## PROBLEM DETAILS
Scan the lines below for the string "likewise" and report how many lines contain it, giving only the number.

## DATASET EXTRACT
::::::::

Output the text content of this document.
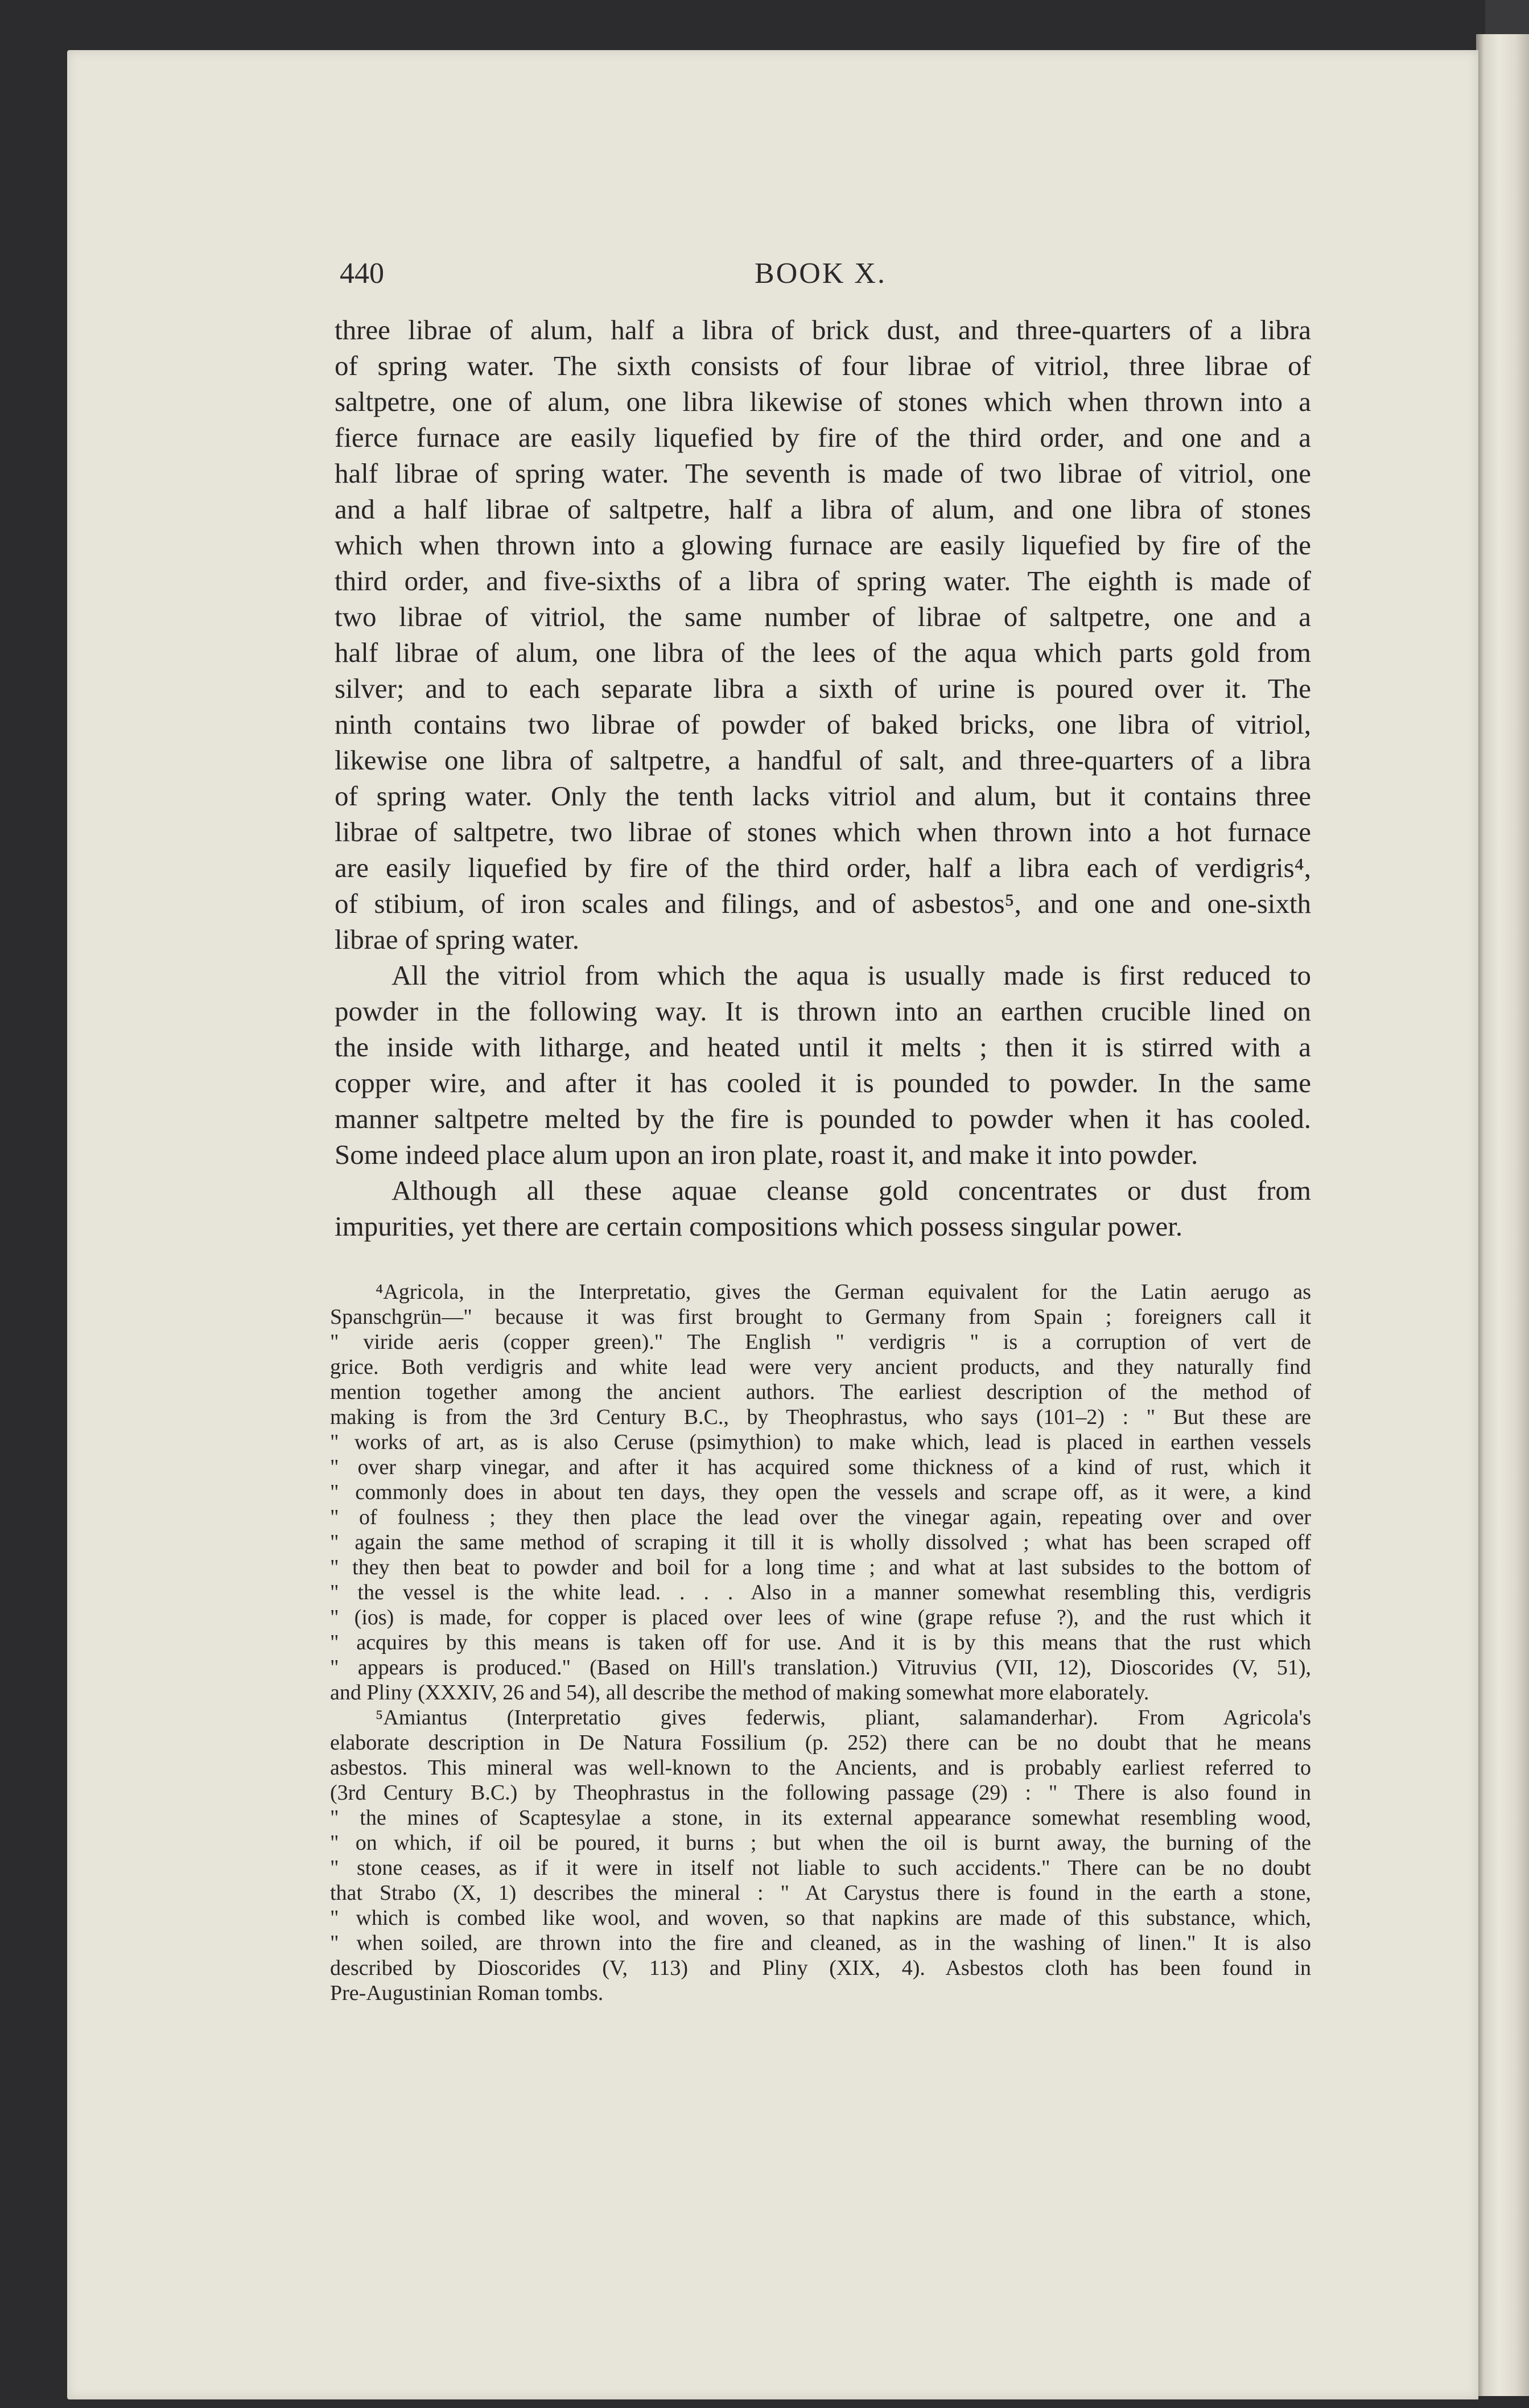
440	BOOK X.
three librae of alum, half a libra of brick dust, and three-quarters of a libra
of spring water. The sixth consists of four librae of vitriol, three librae of
saltpetre, one of alum, one libra likewise of stones which when thrown into a
fierce furnace are easily liquefied by fire of the third order, and one and a
half librae of spring water. The seventh is made of two librae of vitriol, one
and a half librae of saltpetre, half a libra of alum, and one libra of stones
which when thrown into a glowing furnace are easily liquefied by fire of the
third order, and five-sixths of a libra of spring water. The eighth is made of
two librae of vitriol, the same number of librae of saltpetre, one and a
half librae of alum, one libra of the lees of the aqua which parts gold from
silver; and to each separate libra a sixth of urine is poured over it. The
ninth contains two librae of powder of baked bricks, one libra of vitriol,
likewise one libra of saltpetre, a handful of salt, and three-quarters of a libra
of spring water. Only the tenth lacks vitriol and alum, but it contains three
librae of saltpetre, two librae of stones which when thrown into a hot furnace
are easily liquefied by fire of the third order, half a libra each of verdigris⁴,
of stibium, of iron scales and filings, and of asbestos⁵, and one and one-sixth
librae of spring water.
All the vitriol from which the aqua is usually made is first reduced to
powder in the following way. It is thrown into an earthen crucible lined on
the inside with litharge, and heated until it melts ; then it is stirred with a
copper wire, and after it has cooled it is pounded to powder. In the same
manner saltpetre melted by the fire is pounded to powder when it has cooled.
Some indeed place alum upon an iron plate, roast it, and make it into powder.
Although all these aquae cleanse gold concentrates or dust from
impurities, yet there are certain compositions which possess singular power.
⁴Agricola, in the Interpretatio, gives the German equivalent for the Latin aerugo as
Spanschgrün—" because it was first brought to Germany from Spain ; foreigners call it
" viride aeris (copper green)." The English " verdigris " is a corruption of vert de
grice. Both verdigris and white lead were very ancient products, and they naturally find
mention together among the ancient authors. The earliest description of the method of
making is from the 3rd Century B.C., by Theophrastus, who says (101–2) : " But these are
" works of art, as is also Ceruse (psimythion) to make which, lead is placed in earthen vessels
" over sharp vinegar, and after it has acquired some thickness of a kind of rust, which it
" commonly does in about ten days, they open the vessels and scrape off, as it were, a kind
" of foulness ; they then place the lead over the vinegar again, repeating over and over
" again the same method of scraping it till it is wholly dissolved ; what has been scraped off
" they then beat to powder and boil for a long time ; and what at last subsides to the bottom of
" the vessel is the white lead. . . . Also in a manner somewhat resembling this, verdigris
" (ios) is made, for copper is placed over lees of wine (grape refuse ?), and the rust which it
" acquires by this means is taken off for use. And it is by this means that the rust which
" appears is produced." (Based on Hill's translation.) Vitruvius (VII, 12), Dioscorides (V, 51),
and Pliny (XXXIV, 26 and 54), all describe the method of making somewhat more elaborately.
⁵Amiantus (Interpretatio gives federwis, pliant, salamanderhar). From Agricola's
elaborate description in De Natura Fossilium (p. 252) there can be no doubt that he means
asbestos. This mineral was well-known to the Ancients, and is probably earliest referred to
(3rd Century B.C.) by Theophrastus in the following passage (29) : " There is also found in
" the mines of Scaptesylae a stone, in its external appearance somewhat resembling wood,
" on which, if oil be poured, it burns ; but when the oil is burnt away, the burning of the
" stone ceases, as if it were in itself not liable to such accidents." There can be no doubt
that Strabo (X, 1) describes the mineral : " At Carystus there is found in the earth a stone,
" which is combed like wool, and woven, so that napkins are made of this substance, which,
" when soiled, are thrown into the fire and cleaned, as in the washing of linen." It is also
described by Dioscorides (V, 113) and Pliny (XIX, 4). Asbestos cloth has been found in
Pre-Augustinian Roman tombs.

::::::::

## RESPONSE
2